> What you should do:
Exactly as they stand, the data below are to be printed again.

> Entries supplied:
-- -- --
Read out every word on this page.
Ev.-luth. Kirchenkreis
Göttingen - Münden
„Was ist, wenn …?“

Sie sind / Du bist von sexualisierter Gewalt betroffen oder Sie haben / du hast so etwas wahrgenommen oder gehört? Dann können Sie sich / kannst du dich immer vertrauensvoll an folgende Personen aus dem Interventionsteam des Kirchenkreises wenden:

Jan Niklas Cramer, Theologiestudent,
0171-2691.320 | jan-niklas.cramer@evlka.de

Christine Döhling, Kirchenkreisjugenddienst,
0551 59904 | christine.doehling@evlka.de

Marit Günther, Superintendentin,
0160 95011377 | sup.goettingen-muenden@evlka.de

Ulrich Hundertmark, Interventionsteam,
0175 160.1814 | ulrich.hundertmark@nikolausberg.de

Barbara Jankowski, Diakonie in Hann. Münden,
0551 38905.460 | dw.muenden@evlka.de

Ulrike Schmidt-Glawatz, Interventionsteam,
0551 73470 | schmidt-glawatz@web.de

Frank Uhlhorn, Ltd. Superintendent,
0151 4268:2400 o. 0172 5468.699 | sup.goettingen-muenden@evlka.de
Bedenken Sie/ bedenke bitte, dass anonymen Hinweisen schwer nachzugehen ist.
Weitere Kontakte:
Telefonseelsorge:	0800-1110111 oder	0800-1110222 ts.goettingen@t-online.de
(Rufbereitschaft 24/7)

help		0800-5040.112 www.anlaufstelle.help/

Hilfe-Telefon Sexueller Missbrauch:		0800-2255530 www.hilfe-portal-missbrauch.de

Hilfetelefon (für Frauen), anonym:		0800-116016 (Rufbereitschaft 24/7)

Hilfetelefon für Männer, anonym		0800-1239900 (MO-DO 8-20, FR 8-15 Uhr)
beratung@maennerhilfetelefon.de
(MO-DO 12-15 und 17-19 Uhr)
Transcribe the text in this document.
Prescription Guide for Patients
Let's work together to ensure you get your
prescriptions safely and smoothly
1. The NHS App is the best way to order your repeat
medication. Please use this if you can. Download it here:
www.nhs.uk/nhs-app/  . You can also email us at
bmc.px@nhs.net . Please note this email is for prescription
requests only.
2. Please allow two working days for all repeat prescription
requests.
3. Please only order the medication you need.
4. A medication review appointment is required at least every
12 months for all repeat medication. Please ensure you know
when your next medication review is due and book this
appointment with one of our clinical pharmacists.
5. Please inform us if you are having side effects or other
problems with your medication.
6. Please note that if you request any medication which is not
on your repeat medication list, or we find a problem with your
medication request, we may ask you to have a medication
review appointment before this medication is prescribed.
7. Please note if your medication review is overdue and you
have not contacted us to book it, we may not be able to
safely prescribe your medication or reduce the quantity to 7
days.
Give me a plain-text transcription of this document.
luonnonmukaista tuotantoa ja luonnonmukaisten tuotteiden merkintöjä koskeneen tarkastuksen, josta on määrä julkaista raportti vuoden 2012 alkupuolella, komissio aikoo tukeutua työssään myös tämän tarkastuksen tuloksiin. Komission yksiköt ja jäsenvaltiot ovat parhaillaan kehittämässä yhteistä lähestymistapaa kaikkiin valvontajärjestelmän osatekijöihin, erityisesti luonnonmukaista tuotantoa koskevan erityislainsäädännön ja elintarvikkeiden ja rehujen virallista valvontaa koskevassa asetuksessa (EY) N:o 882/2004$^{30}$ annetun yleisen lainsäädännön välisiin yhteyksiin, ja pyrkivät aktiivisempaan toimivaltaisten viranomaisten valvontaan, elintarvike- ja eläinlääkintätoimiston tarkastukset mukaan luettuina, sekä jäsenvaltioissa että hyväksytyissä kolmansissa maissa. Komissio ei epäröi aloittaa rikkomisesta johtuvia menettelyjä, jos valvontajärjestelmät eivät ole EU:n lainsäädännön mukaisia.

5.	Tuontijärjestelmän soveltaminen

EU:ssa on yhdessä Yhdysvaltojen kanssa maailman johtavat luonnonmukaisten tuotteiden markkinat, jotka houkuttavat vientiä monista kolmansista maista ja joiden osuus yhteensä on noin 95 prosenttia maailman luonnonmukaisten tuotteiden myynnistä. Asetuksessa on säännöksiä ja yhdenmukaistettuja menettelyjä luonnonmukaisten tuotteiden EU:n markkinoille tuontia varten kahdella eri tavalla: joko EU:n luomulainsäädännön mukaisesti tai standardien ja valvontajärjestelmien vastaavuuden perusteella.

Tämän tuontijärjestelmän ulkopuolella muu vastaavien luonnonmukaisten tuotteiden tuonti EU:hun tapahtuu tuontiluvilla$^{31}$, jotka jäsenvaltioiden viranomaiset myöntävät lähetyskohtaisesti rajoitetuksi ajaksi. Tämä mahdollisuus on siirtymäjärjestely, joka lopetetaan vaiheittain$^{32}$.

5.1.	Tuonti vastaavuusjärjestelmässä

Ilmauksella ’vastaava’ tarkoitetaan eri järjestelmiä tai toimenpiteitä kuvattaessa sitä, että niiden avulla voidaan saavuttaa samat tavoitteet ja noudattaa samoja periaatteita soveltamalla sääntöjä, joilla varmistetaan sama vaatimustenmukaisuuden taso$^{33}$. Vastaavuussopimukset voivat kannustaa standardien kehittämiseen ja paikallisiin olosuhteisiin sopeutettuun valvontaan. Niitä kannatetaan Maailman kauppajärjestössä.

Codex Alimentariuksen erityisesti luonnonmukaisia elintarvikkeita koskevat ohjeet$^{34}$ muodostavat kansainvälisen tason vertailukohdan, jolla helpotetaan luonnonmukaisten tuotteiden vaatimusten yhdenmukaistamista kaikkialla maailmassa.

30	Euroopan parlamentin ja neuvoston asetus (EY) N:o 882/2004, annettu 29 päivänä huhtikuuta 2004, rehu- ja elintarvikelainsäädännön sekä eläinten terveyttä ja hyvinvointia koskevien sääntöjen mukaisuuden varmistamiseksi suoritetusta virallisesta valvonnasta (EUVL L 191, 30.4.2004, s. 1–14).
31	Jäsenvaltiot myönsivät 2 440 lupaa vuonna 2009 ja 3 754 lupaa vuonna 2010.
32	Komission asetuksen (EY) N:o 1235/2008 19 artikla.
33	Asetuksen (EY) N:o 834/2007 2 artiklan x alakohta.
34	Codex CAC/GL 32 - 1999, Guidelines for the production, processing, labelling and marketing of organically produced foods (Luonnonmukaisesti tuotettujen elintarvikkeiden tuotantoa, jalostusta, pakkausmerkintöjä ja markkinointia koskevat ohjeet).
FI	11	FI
-- -- --
> Your solution:
Read out every word on this page.
Ev.-luth. Kirchenkreis
Göttingen - Münden
„Was ist, wenn …?“

Sie sind / Du bist von sexualisierter Gewalt betroffen oder Sie haben / du hast so etwas wahrgenommen oder gehört? Dann können Sie sich / kannst du dich immer vertrauensvoll an folgende Personen aus dem Interventionsteam des Kirchenkreises wenden:

Jan Niklas Cramer, Theologiestudent,
0171-2691.320 | jan-niklas.cramer@evlka.de

Christine Döhling, Kirchenkreisjugenddienst,
0551 59904 | christine.doehling@evlka.de

Marit Günther, Superintendentin,
0160 95011377 | sup.goettingen-muenden@evlka.de

Ulrich Hundertmark, Interventionsteam,
0175 160.1814 | ulrich.hundertmark@nikolausberg.de

Barbara Jankowski, Diakonie in Hann. Münden,
0551 38905.460 | dw.muenden@evlka.de

Ulrike Schmidt-Glawatz, Interventionsteam,
0551 73470 | schmidt-glawatz@web.de

Frank Uhlhorn, Ltd. Superintendent,
0151 4268:2400 o. 0172 5468.699 | sup.goettingen-muenden@evlka.de
Bedenken Sie/ bedenke bitte, dass anonymen Hinweisen schwer nachzugehen ist.
Weitere Kontakte:
Telefonseelsorge:	0800-1110111 oder	0800-1110222 ts.goettingen@t-online.de
(Rufbereitschaft 24/7)

help		0800-5040.112 www.anlaufstelle.help/

Hilfe-Telefon Sexueller Missbrauch:		0800-2255530 www.hilfe-portal-missbrauch.de

Hilfetelefon (für Frauen), anonym:		0800-116016 (Rufbereitschaft 24/7)

Hilfetelefon für Männer, anonym		0800-1239900 (MO-DO 8-20, FR 8-15 Uhr)
beratung@maennerhilfetelefon.de
(MO-DO 12-15 und 17-19 Uhr)
Transcribe the text in this document.
Prescription Guide for Patients
Let's work together to ensure you get your
prescriptions safely and smoothly
1. The NHS App is the best way to order your repeat
medication. Please use this if you can. Download it here:
www.nhs.uk/nhs-app/  . You can also email us at
bmc.px@nhs.net . Please note this email is for prescription
requests only.
2. Please allow two working days for all repeat prescription
requests.
3. Please only order the medication you need.
4. A medication review appointment is required at least every
12 months for all repeat medication. Please ensure you know
when your next medication review is due and book this
appointment with one of our clinical pharmacists.
5. Please inform us if you are having side effects or other
problems with your medication.
6. Please note that if you request any medication which is not
on your repeat medication list, or we find a problem with your
medication request, we may ask you to have a medication
review appointment before this medication is prescribed.
7. Please note if your medication review is overdue and you
have not contacted us to book it, we may not be able to
safely prescribe your medication or reduce the quantity to 7
days.
Give me a plain-text transcription of this document.
luonnonmukaista tuotantoa ja luonnonmukaisten tuotteiden merkintöjä koskeneen tarkastuksen, josta on määrä julkaista raportti vuoden 2012 alkupuolella, komissio aikoo tukeutua työssään myös tämän tarkastuksen tuloksiin. Komission yksiköt ja jäsenvaltiot ovat parhaillaan kehittämässä yhteistä lähestymistapaa kaikkiin valvontajärjestelmän osatekijöihin, erityisesti luonnonmukaista tuotantoa koskevan erityislainsäädännön ja elintarvikkeiden ja rehujen virallista valvontaa koskevassa asetuksessa (EY) N:o 882/2004$^{30}$ annetun yleisen lainsäädännön välisiin yhteyksiin, ja pyrkivät aktiivisempaan toimivaltaisten viranomaisten valvontaan, elintarvike- ja eläinlääkintätoimiston tarkastukset mukaan luettuina, sekä jäsenvaltioissa että hyväksytyissä kolmansissa maissa. Komissio ei epäröi aloittaa rikkomisesta johtuvia menettelyjä, jos valvontajärjestelmät eivät ole EU:n lainsäädännön mukaisia.

5.	Tuontijärjestelmän soveltaminen

EU:ssa on yhdessä Yhdysvaltojen kanssa maailman johtavat luonnonmukaisten tuotteiden markkinat, jotka houkuttavat vientiä monista kolmansista maista ja joiden osuus yhteensä on noin 95 prosenttia maailman luonnonmukaisten tuotteiden myynnistä. Asetuksessa on säännöksiä ja yhdenmukaistettuja menettelyjä luonnonmukaisten tuotteiden EU:n markkinoille tuontia varten kahdella eri tavalla: joko EU:n luomulainsäädännön mukaisesti tai standardien ja valvontajärjestelmien vastaavuuden perusteella.

Tämän tuontijärjestelmän ulkopuolella muu vastaavien luonnonmukaisten tuotteiden tuonti EU:hun tapahtuu tuontiluvilla$^{31}$, jotka jäsenvaltioiden viranomaiset myöntävät lähetyskohtaisesti rajoitetuksi ajaksi. Tämä mahdollisuus on siirtymäjärjestely, joka lopetetaan vaiheittain$^{32}$.

5.1.	Tuonti vastaavuusjärjestelmässä

Ilmauksella ’vastaava’ tarkoitetaan eri järjestelmiä tai toimenpiteitä kuvattaessa sitä, että niiden avulla voidaan saavuttaa samat tavoitteet ja noudattaa samoja periaatteita soveltamalla sääntöjä, joilla varmistetaan sama vaatimustenmukaisuuden taso$^{33}$. Vastaavuussopimukset voivat kannustaa standardien kehittämiseen ja paikallisiin olosuhteisiin sopeutettuun valvontaan. Niitä kannatetaan Maailman kauppajärjestössä.

Codex Alimentariuksen erityisesti luonnonmukaisia elintarvikkeita koskevat ohjeet$^{34}$ muodostavat kansainvälisen tason vertailukohdan, jolla helpotetaan luonnonmukaisten tuotteiden vaatimusten yhdenmukaistamista kaikkialla maailmassa.

30	Euroopan parlamentin ja neuvoston asetus (EY) N:o 882/2004, annettu 29 päivänä huhtikuuta 2004, rehu- ja elintarvikelainsäädännön sekä eläinten terveyttä ja hyvinvointia koskevien sääntöjen mukaisuuden varmistamiseksi suoritetusta virallisesta valvonnasta (EUVL L 191, 30.4.2004, s. 1–14).
31	Jäsenvaltiot myönsivät 2 440 lupaa vuonna 2009 ja 3 754 lupaa vuonna 2010.
32	Komission asetuksen (EY) N:o 1235/2008 19 artikla.
33	Asetuksen (EY) N:o 834/2007 2 artiklan x alakohta.
34	Codex CAC/GL 32 - 1999, Guidelines for the production, processing, labelling and marketing of organically produced foods (Luonnonmukaisesti tuotettujen elintarvikkeiden tuotantoa, jalostusta, pakkausmerkintöjä ja markkinointia koskevat ohjeet).
FI	11	FI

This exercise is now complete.